**Data entries**.
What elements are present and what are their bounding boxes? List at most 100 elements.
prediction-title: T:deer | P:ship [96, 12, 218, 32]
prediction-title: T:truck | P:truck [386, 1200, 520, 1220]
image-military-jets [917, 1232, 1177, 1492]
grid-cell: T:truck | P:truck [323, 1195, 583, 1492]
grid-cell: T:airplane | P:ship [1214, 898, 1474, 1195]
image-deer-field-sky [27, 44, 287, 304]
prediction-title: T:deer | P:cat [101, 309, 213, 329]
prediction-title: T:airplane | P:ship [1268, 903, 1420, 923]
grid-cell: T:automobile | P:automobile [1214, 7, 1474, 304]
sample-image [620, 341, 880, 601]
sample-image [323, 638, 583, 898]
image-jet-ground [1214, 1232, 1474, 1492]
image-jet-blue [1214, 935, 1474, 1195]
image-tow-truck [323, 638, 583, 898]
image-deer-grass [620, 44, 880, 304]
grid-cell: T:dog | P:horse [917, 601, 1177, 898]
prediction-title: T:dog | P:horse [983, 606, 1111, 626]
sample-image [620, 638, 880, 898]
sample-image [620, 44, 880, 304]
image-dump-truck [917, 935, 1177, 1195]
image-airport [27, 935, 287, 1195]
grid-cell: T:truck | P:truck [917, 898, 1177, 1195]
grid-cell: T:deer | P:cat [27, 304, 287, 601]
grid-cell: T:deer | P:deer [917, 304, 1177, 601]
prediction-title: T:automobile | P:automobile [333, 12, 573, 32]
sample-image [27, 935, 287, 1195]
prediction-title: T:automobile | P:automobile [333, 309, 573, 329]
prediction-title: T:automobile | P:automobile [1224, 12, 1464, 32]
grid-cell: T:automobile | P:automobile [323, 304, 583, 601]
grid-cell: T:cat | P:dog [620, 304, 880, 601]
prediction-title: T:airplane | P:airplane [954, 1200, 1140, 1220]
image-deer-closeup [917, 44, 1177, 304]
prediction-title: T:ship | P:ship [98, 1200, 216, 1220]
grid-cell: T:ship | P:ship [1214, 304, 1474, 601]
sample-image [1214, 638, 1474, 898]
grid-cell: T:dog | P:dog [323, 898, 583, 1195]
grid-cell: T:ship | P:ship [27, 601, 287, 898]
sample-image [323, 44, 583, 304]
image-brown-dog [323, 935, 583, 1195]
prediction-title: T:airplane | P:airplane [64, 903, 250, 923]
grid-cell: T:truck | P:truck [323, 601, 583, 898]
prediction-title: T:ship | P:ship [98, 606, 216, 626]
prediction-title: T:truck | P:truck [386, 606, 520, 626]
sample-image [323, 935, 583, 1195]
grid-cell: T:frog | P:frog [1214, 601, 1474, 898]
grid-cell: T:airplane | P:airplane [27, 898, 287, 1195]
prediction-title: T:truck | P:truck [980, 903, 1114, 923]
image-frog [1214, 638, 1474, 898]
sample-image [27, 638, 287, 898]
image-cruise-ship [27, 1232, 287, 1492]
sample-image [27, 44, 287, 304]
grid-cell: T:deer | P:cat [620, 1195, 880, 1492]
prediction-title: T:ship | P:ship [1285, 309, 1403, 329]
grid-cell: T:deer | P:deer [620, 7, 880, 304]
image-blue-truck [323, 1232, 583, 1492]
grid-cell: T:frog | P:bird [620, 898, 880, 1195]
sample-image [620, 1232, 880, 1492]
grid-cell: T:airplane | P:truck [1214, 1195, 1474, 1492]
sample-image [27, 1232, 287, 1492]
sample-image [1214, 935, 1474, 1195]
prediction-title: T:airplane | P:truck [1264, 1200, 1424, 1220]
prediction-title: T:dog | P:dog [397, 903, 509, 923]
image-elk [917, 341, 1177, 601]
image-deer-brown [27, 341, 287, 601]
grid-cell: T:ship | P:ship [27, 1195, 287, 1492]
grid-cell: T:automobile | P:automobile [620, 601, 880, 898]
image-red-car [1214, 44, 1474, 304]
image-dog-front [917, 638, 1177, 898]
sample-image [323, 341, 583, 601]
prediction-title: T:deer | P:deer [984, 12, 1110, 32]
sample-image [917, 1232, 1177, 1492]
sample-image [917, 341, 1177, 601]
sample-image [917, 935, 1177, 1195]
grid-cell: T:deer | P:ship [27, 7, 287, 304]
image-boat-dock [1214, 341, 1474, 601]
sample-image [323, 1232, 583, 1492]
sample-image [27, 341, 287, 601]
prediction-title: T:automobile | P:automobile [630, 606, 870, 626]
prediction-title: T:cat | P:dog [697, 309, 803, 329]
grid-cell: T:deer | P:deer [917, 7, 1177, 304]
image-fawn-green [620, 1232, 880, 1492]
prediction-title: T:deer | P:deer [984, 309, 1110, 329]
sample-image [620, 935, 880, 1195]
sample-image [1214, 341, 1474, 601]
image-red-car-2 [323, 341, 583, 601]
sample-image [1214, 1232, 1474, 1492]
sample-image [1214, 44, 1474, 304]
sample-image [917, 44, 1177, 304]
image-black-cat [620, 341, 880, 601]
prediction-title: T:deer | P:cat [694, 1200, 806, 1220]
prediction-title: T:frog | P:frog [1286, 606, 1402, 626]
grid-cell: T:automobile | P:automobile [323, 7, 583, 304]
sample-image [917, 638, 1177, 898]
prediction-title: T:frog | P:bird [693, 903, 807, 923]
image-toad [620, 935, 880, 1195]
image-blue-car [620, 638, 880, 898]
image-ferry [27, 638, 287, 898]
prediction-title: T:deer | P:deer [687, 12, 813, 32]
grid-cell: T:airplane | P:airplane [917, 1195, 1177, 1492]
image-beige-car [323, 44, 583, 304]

**Instructions for the task**. Write out all of the records above word for word, keeping every line as it appears.

**Answer for this exercise**.
What elements are present and what are their bounding boxes? List at most 100 elements.
prediction-title: T:deer | P:ship [96, 12, 218, 32]
prediction-title: T:truck | P:truck [386, 1200, 520, 1220]
image-military-jets [917, 1232, 1177, 1492]
grid-cell: T:truck | P:truck [323, 1195, 583, 1492]
grid-cell: T:airplane | P:ship [1214, 898, 1474, 1195]
image-deer-field-sky [27, 44, 287, 304]
prediction-title: T:deer | P:cat [101, 309, 213, 329]
prediction-title: T:airplane | P:ship [1268, 903, 1420, 923]
grid-cell: T:automobile | P:automobile [1214, 7, 1474, 304]
sample-image [620, 341, 880, 601]
sample-image [323, 638, 583, 898]
image-jet-ground [1214, 1232, 1474, 1492]
image-jet-blue [1214, 935, 1474, 1195]
image-tow-truck [323, 638, 583, 898]
image-deer-grass [620, 44, 880, 304]
grid-cell: T:dog | P:horse [917, 601, 1177, 898]
prediction-title: T:dog | P:horse [983, 606, 1111, 626]
sample-image [620, 638, 880, 898]
sample-image [620, 44, 880, 304]
image-dump-truck [917, 935, 1177, 1195]
image-airport [27, 935, 287, 1195]
grid-cell: T:truck | P:truck [917, 898, 1177, 1195]
grid-cell: T:deer | P:cat [27, 304, 287, 601]
grid-cell: T:deer | P:deer [917, 304, 1177, 601]
prediction-title: T:automobile | P:automobile [333, 12, 573, 32]
sample-image [27, 935, 287, 1195]
prediction-title: T:automobile | P:automobile [333, 309, 573, 329]
prediction-title: T:automobile | P:automobile [1224, 12, 1464, 32]
grid-cell: T:automobile | P:automobile [323, 304, 583, 601]
grid-cell: T:cat | P:dog [620, 304, 880, 601]
prediction-title: T:airplane | P:airplane [954, 1200, 1140, 1220]
image-deer-closeup [917, 44, 1177, 304]
prediction-title: T:ship | P:ship [98, 1200, 216, 1220]
grid-cell: T:ship | P:ship [1214, 304, 1474, 601]
sample-image [1214, 638, 1474, 898]
grid-cell: T:dog | P:dog [323, 898, 583, 1195]
grid-cell: T:ship | P:ship [27, 601, 287, 898]
sample-image [323, 44, 583, 304]
image-brown-dog [323, 935, 583, 1195]
prediction-title: T:airplane | P:airplane [64, 903, 250, 923]
grid-cell: T:truck | P:truck [323, 601, 583, 898]
prediction-title: T:ship | P:ship [98, 606, 216, 626]
prediction-title: T:truck | P:truck [386, 606, 520, 626]
sample-image [323, 935, 583, 1195]
grid-cell: T:frog | P:frog [1214, 601, 1474, 898]
grid-cell: T:airplane | P:airplane [27, 898, 287, 1195]
prediction-title: T:truck | P:truck [980, 903, 1114, 923]
image-frog [1214, 638, 1474, 898]
sample-image [27, 638, 287, 898]
image-cruise-ship [27, 1232, 287, 1492]
sample-image [27, 44, 287, 304]
grid-cell: T:deer | P:cat [620, 1195, 880, 1492]
prediction-title: T:ship | P:ship [1285, 309, 1403, 329]
grid-cell: T:deer | P:deer [620, 7, 880, 304]
image-blue-truck [323, 1232, 583, 1492]
grid-cell: T:frog | P:bird [620, 898, 880, 1195]
sample-image [620, 1232, 880, 1492]
grid-cell: T:airplane | P:truck [1214, 1195, 1474, 1492]
sample-image [27, 1232, 287, 1492]
sample-image [1214, 935, 1474, 1195]
prediction-title: T:airplane | P:truck [1264, 1200, 1424, 1220]
prediction-title: T:dog | P:dog [397, 903, 509, 923]
image-elk [917, 341, 1177, 601]
image-deer-brown [27, 341, 287, 601]
grid-cell: T:ship | P:ship [27, 1195, 287, 1492]
grid-cell: T:automobile | P:automobile [620, 601, 880, 898]
image-red-car [1214, 44, 1474, 304]
image-dog-front [917, 638, 1177, 898]
sample-image [323, 341, 583, 601]
prediction-title: T:deer | P:deer [984, 12, 1110, 32]
sample-image [917, 1232, 1177, 1492]
sample-image [917, 341, 1177, 601]
sample-image [917, 935, 1177, 1195]
grid-cell: T:deer | P:ship [27, 7, 287, 304]
image-boat-dock [1214, 341, 1474, 601]
sample-image [323, 1232, 583, 1492]
sample-image [27, 341, 287, 601]
prediction-title: T:automobile | P:automobile [630, 606, 870, 626]
prediction-title: T:cat | P:dog [697, 309, 803, 329]
grid-cell: T:deer | P:deer [917, 7, 1177, 304]
image-fawn-green [620, 1232, 880, 1492]
prediction-title: T:deer | P:deer [984, 309, 1110, 329]
sample-image [620, 935, 880, 1195]
sample-image [1214, 341, 1474, 601]
image-red-car-2 [323, 341, 583, 601]
sample-image [1214, 1232, 1474, 1492]
sample-image [1214, 44, 1474, 304]
sample-image [917, 44, 1177, 304]
image-black-cat [620, 341, 880, 601]
prediction-title: T:deer | P:cat [694, 1200, 806, 1220]
prediction-title: T:frog | P:frog [1286, 606, 1402, 626]
grid-cell: T:automobile | P:automobile [323, 7, 583, 304]
sample-image [917, 638, 1177, 898]
prediction-title: T:frog | P:bird [693, 903, 807, 923]
image-toad [620, 935, 880, 1195]
image-blue-car [620, 638, 880, 898]
image-ferry [27, 638, 287, 898]
prediction-title: T:deer | P:deer [687, 12, 813, 32]
grid-cell: T:airplane | P:airplane [917, 1195, 1177, 1492]
image-beige-car [323, 44, 583, 304]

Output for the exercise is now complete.